Rows:
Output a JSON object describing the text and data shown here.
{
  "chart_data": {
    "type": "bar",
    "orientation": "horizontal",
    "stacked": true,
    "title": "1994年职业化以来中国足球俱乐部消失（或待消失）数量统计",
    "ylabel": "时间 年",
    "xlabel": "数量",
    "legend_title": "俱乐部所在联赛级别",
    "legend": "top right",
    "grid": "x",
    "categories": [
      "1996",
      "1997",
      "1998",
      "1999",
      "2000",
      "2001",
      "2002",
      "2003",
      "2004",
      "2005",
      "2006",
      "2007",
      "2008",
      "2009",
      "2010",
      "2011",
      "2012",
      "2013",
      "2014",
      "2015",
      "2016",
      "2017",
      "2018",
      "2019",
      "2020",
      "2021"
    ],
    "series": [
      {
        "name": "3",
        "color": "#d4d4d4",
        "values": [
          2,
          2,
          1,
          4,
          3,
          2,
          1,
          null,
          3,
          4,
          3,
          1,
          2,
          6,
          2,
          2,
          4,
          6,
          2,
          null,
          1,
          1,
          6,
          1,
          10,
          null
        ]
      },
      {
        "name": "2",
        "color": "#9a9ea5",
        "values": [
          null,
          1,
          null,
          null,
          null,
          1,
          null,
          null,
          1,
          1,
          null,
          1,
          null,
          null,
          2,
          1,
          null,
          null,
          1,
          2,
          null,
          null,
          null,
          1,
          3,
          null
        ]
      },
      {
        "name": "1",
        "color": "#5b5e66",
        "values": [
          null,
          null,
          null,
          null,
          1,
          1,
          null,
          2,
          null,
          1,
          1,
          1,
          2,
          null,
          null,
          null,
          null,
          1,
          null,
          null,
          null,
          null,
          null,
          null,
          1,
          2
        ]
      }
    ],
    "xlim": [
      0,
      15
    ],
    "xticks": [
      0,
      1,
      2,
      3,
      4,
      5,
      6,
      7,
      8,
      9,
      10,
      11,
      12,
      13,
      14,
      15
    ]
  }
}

==

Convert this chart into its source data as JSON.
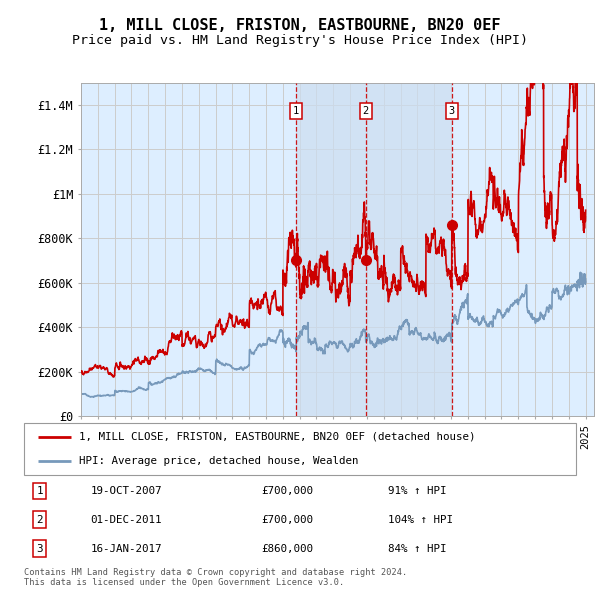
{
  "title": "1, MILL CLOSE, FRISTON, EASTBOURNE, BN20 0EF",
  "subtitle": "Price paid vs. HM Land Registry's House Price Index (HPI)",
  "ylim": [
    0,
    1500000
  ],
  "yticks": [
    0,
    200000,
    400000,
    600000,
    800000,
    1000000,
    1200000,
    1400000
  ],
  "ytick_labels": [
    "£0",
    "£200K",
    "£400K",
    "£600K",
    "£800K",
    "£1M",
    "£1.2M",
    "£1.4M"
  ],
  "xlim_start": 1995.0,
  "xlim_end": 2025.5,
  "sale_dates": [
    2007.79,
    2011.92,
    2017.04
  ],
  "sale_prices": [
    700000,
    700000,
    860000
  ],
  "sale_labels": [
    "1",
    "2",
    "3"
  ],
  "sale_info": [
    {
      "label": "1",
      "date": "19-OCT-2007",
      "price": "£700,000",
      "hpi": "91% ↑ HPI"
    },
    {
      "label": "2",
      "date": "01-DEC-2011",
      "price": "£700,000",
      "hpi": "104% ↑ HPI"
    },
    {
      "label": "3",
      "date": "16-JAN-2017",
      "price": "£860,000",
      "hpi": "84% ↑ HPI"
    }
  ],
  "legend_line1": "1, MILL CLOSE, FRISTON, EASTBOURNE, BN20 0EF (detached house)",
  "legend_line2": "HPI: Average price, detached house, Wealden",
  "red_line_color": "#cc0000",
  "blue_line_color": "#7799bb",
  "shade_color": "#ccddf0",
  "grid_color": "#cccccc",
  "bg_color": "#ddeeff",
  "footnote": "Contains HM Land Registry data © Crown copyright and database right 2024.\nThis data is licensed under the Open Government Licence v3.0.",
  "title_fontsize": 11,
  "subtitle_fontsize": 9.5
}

Exercise description:
Only the number is wanted: count the lines of the records that hold the word "CLOSE".

Exercise answer:
2